— Start —

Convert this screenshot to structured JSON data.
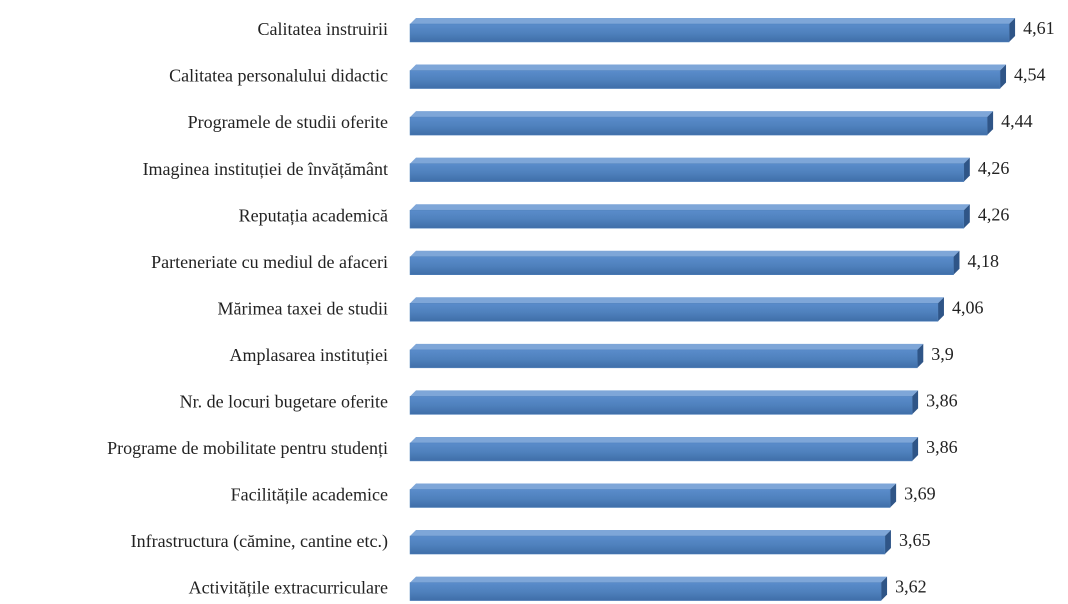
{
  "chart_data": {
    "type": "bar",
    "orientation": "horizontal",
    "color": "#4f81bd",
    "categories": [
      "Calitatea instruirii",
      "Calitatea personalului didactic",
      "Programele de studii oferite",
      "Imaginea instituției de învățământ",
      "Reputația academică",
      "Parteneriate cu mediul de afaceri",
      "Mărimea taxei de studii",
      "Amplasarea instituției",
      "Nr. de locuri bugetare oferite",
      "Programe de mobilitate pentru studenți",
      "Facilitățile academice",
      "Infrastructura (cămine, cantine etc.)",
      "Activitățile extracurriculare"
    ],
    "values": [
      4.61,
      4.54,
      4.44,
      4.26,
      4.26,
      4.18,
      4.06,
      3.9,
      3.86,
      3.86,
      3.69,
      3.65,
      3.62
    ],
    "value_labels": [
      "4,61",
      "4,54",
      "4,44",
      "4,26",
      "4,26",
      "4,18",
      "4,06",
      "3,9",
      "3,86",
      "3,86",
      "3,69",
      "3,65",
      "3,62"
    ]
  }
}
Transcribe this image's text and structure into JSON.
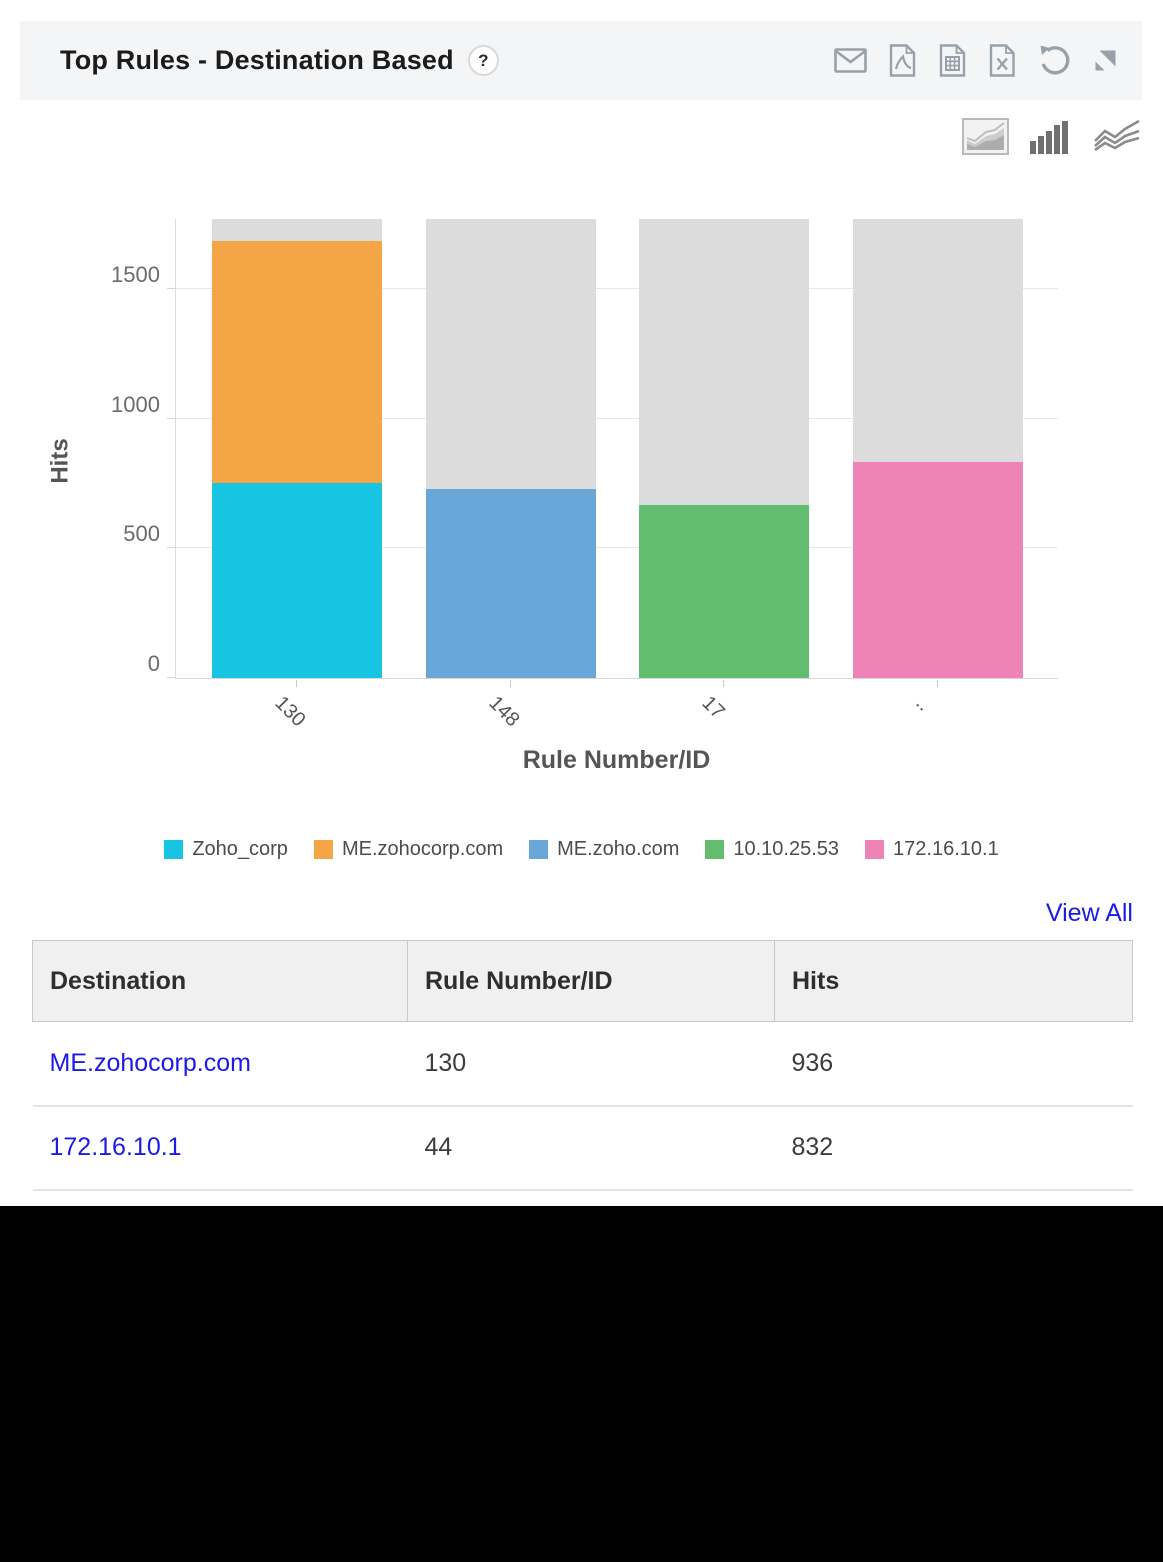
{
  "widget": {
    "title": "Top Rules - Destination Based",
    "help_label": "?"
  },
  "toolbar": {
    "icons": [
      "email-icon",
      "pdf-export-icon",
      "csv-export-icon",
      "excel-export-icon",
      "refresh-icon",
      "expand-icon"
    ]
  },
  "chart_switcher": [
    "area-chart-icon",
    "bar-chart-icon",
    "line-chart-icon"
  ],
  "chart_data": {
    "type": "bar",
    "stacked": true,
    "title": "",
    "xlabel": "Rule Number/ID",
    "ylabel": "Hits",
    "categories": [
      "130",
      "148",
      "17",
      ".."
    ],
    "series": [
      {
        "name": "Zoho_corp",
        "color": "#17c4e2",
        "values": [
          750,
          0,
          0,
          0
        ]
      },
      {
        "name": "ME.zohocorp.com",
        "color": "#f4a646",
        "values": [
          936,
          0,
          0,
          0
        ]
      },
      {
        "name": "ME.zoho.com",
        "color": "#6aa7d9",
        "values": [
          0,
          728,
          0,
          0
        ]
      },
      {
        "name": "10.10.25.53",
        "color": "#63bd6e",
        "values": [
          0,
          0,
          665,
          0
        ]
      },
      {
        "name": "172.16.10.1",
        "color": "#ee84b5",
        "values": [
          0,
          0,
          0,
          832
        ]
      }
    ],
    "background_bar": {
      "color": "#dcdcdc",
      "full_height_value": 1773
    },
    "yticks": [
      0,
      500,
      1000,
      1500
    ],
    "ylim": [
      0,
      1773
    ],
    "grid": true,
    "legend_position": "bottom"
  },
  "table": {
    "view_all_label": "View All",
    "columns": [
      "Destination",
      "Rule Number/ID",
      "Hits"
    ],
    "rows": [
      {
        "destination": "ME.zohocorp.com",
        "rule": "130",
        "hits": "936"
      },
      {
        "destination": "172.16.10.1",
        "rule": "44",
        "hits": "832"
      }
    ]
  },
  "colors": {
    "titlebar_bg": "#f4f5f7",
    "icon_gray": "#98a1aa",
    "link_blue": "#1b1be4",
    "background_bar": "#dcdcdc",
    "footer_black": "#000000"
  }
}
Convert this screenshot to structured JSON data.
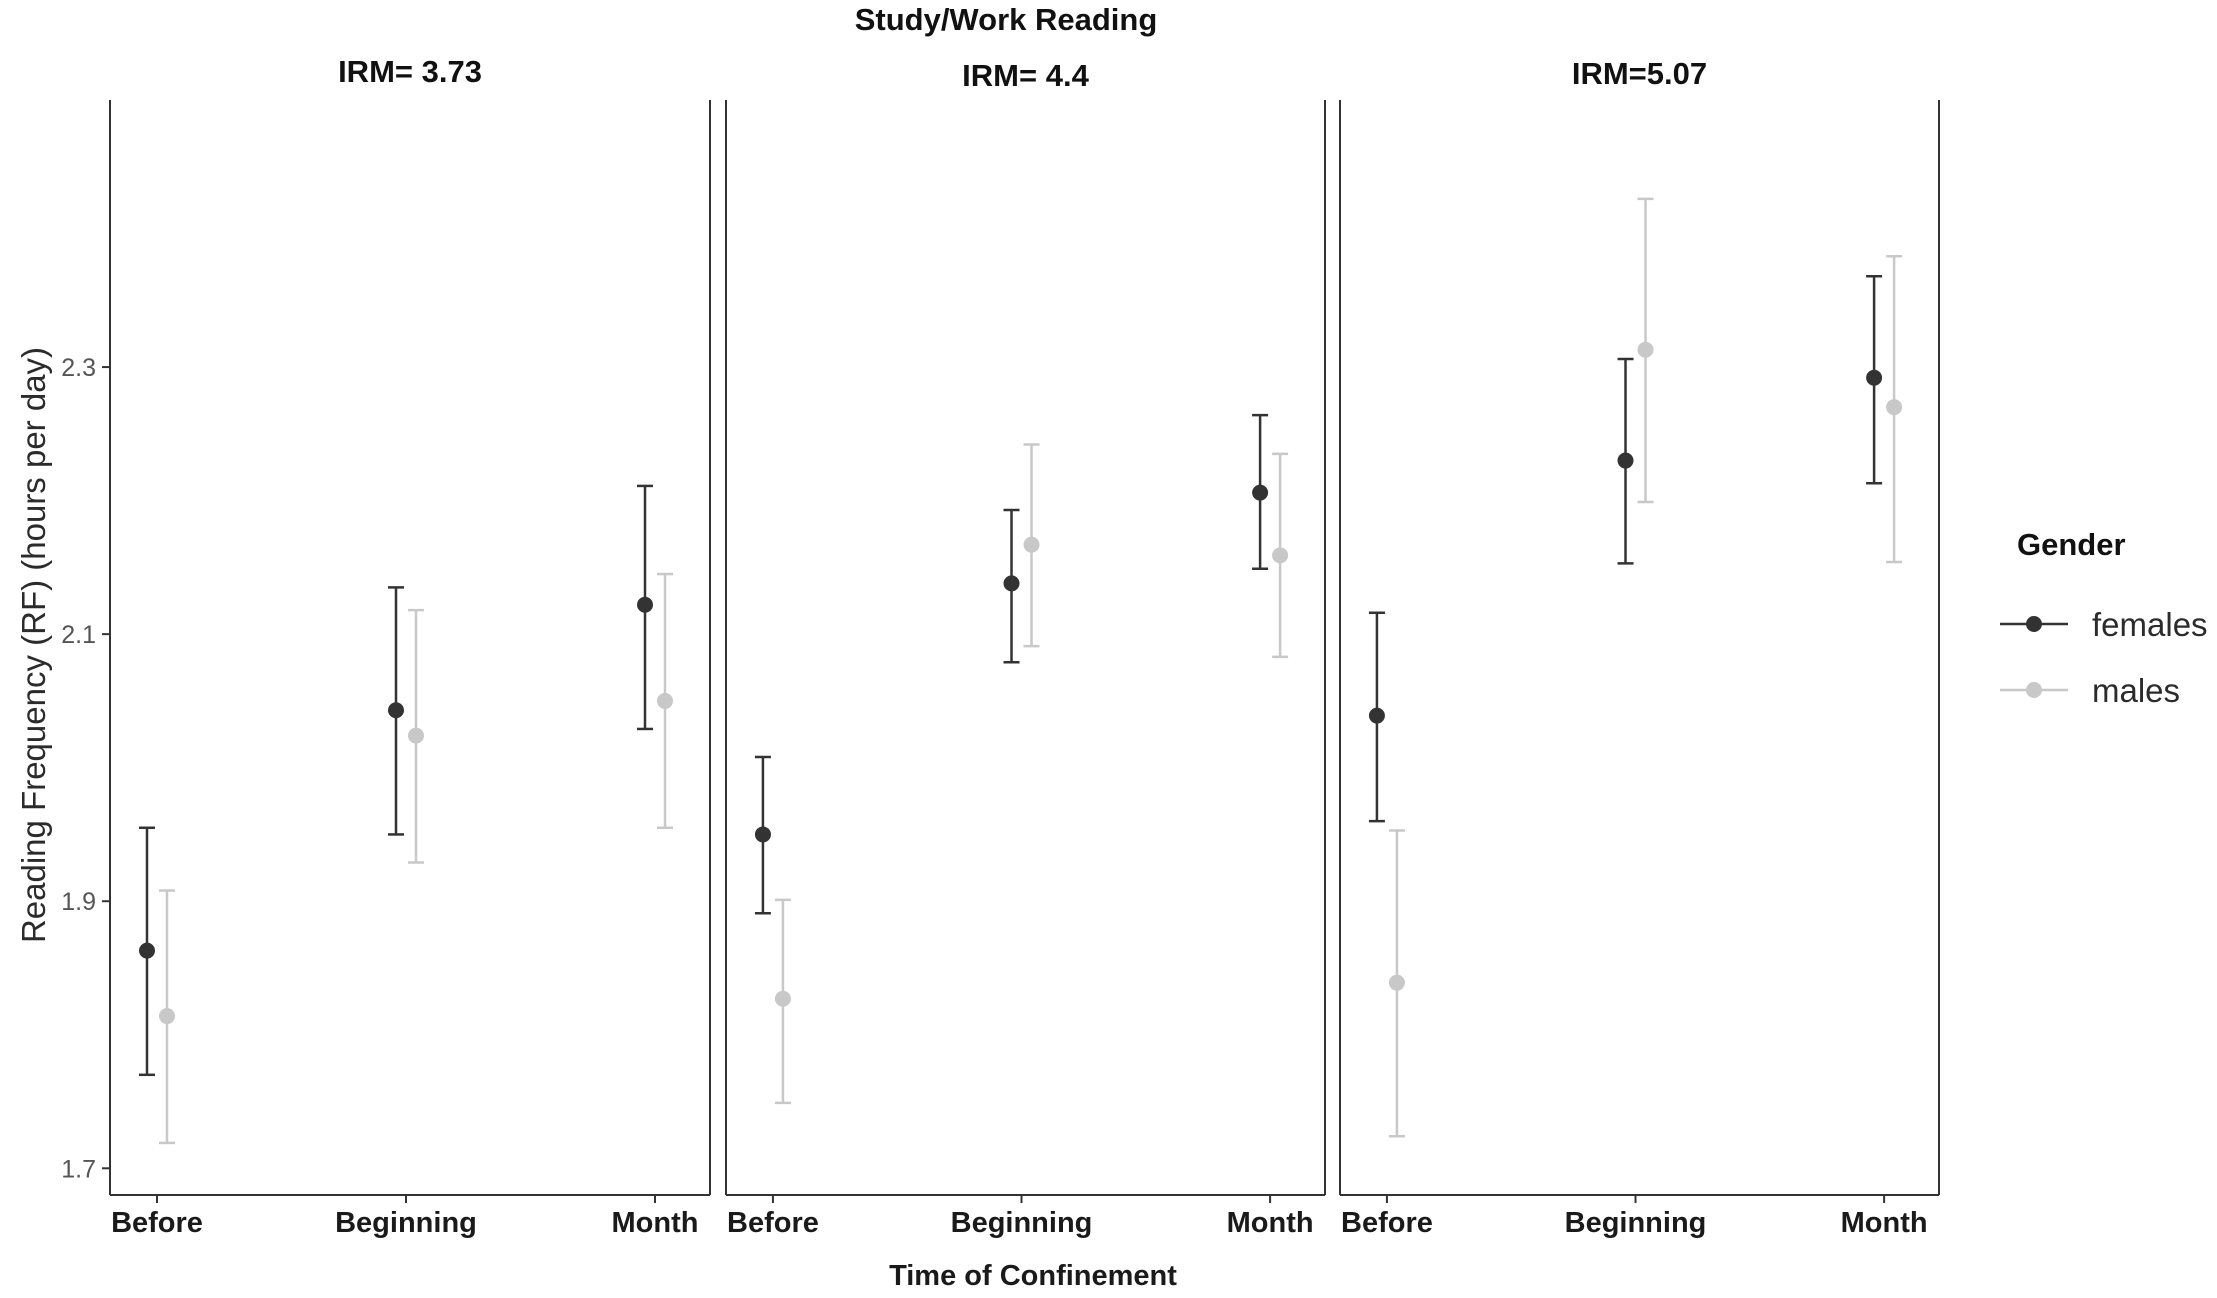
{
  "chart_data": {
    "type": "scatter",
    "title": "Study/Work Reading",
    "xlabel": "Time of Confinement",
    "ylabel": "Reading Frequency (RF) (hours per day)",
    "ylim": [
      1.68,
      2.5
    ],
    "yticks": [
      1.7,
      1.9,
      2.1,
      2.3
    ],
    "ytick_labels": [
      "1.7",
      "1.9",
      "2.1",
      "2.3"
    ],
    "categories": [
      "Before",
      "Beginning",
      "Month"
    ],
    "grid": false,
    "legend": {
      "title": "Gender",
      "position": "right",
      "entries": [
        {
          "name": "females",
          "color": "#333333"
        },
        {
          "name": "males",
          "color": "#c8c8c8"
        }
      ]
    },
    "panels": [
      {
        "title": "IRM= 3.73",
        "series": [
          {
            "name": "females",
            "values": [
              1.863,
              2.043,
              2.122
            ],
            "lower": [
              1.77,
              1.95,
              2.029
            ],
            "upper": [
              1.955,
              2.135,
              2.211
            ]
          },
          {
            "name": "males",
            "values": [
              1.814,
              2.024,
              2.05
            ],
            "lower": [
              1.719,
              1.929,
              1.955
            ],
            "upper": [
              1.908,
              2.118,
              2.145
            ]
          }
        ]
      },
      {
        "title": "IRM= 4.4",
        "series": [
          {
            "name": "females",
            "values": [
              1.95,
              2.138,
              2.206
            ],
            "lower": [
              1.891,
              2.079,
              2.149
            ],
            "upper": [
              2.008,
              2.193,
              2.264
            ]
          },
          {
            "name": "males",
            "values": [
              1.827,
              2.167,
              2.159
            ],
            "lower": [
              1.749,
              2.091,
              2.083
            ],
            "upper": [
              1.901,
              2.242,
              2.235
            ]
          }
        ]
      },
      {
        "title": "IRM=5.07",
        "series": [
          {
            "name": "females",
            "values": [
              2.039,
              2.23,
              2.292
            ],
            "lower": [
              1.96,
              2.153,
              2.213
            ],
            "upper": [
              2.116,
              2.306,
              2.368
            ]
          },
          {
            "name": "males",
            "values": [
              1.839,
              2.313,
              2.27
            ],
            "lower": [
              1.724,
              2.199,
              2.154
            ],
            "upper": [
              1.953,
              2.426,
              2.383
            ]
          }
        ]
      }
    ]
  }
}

— End —

# Objective
Your task is to transcribe all of the records precisely, with no images included.

# Reply
Convert this screenshot to structured JSON data.
{
  "chart_data": {
    "type": "bar",
    "orientation": "horizontal",
    "color": "#4f81bd",
    "categories": [
      "Calitatea instruirii",
      "Calitatea personalului didactic",
      "Programele de studii oferite",
      "Imaginea instituției de învățământ",
      "Reputația academică",
      "Parteneriate cu mediul de afaceri",
      "Mărimea taxei de studii",
      "Amplasarea instituției",
      "Nr. de locuri bugetare oferite",
      "Programe de mobilitate pentru studenți",
      "Facilitățile academice",
      "Infrastructura (cămine, cantine etc.)",
      "Activitățile extracurriculare"
    ],
    "values": [
      4.61,
      4.54,
      4.44,
      4.26,
      4.26,
      4.18,
      4.06,
      3.9,
      3.86,
      3.86,
      3.69,
      3.65,
      3.62
    ],
    "value_labels": [
      "4,61",
      "4,54",
      "4,44",
      "4,26",
      "4,26",
      "4,18",
      "4,06",
      "3,9",
      "3,86",
      "3,86",
      "3,69",
      "3,65",
      "3,62"
    ]
  }
}
Transcribe this image's text and structure into JSON.
{
  "widget": {
    "title": "Top Rules - Destination Based",
    "help_label": "?"
  },
  "toolbar": {
    "icons": [
      "email-icon",
      "pdf-export-icon",
      "csv-export-icon",
      "excel-export-icon",
      "refresh-icon",
      "expand-icon"
    ]
  },
  "chart_switcher": [
    "area-chart-icon",
    "bar-chart-icon",
    "line-chart-icon"
  ],
  "chart_data": {
    "type": "bar",
    "stacked": true,
    "title": "",
    "xlabel": "Rule Number/ID",
    "ylabel": "Hits",
    "categories": [
      "130",
      "148",
      "17",
      ".."
    ],
    "series": [
      {
        "name": "Zoho_corp",
        "color": "#17c4e2",
        "values": [
          750,
          0,
          0,
          0
        ]
      },
      {
        "name": "ME.zohocorp.com",
        "color": "#f4a646",
        "values": [
          936,
          0,
          0,
          0
        ]
      },
      {
        "name": "ME.zoho.com",
        "color": "#6aa7d9",
        "values": [
          0,
          728,
          0,
          0
        ]
      },
      {
        "name": "10.10.25.53",
        "color": "#63bd6e",
        "values": [
          0,
          0,
          665,
          0
        ]
      },
      {
        "name": "172.16.10.1",
        "color": "#ee84b5",
        "values": [
          0,
          0,
          0,
          832
        ]
      }
    ],
    "background_bar": {
      "color": "#dcdcdc",
      "full_height_value": 1773
    },
    "yticks": [
      0,
      500,
      1000,
      1500
    ],
    "ylim": [
      0,
      1773
    ],
    "grid": true,
    "legend_position": "bottom"
  },
  "table": {
    "view_all_label": "View All",
    "columns": [
      "Destination",
      "Rule Number/ID",
      "Hits"
    ],
    "rows": [
      {
        "destination": "ME.zohocorp.com",
        "rule": "130",
        "hits": "936"
      },
      {
        "destination": "172.16.10.1",
        "rule": "44",
        "hits": "832"
      }
    ]
  },
  "colors": {
    "titlebar_bg": "#f4f5f7",
    "icon_gray": "#98a1aa",
    "link_blue": "#1b1be4",
    "background_bar": "#dcdcdc",
    "footer_black": "#000000"
  }
}
Convert this screenshot to structured JSON data.
{
  "chart_data": {
    "type": "scatter",
    "title": "Study/Work Reading",
    "xlabel": "Time of Confinement",
    "ylabel": "Reading Frequency (RF) (hours per day)",
    "ylim": [
      1.68,
      2.5
    ],
    "yticks": [
      1.7,
      1.9,
      2.1,
      2.3
    ],
    "ytick_labels": [
      "1.7",
      "1.9",
      "2.1",
      "2.3"
    ],
    "categories": [
      "Before",
      "Beginning",
      "Month"
    ],
    "grid": false,
    "legend": {
      "title": "Gender",
      "position": "right",
      "entries": [
        {
          "name": "females",
          "color": "#333333"
        },
        {
          "name": "males",
          "color": "#c8c8c8"
        }
      ]
    },
    "panels": [
      {
        "title": "IRM= 3.73",
        "series": [
          {
            "name": "females",
            "values": [
              1.863,
              2.043,
              2.122
            ],
            "lower": [
              1.77,
              1.95,
              2.029
            ],
            "upper": [
              1.955,
              2.135,
              2.211
            ]
          },
          {
            "name": "males",
            "values": [
              1.814,
              2.024,
              2.05
            ],
            "lower": [
              1.719,
              1.929,
              1.955
            ],
            "upper": [
              1.908,
              2.118,
              2.145
            ]
          }
        ]
      },
      {
        "title": "IRM= 4.4",
        "series": [
          {
            "name": "females",
            "values": [
              1.95,
              2.138,
              2.206
            ],
            "lower": [
              1.891,
              2.079,
              2.149
            ],
            "upper": [
              2.008,
              2.193,
              2.264
            ]
          },
          {
            "name": "males",
            "values": [
              1.827,
              2.167,
              2.159
            ],
            "lower": [
              1.749,
              2.091,
              2.083
            ],
            "upper": [
              1.901,
              2.242,
              2.235
            ]
          }
        ]
      },
      {
        "title": "IRM=5.07",
        "series": [
          {
            "name": "females",
            "values": [
              2.039,
              2.23,
              2.292
            ],
            "lower": [
              1.96,
              2.153,
              2.213
            ],
            "upper": [
              2.116,
              2.306,
              2.368
            ]
          },
          {
            "name": "males",
            "values": [
              1.839,
              2.313,
              2.27
            ],
            "lower": [
              1.724,
              2.199,
              2.154
            ],
            "upper": [
              1.953,
              2.426,
              2.383
            ]
          }
        ]
      }
    ]
  }
}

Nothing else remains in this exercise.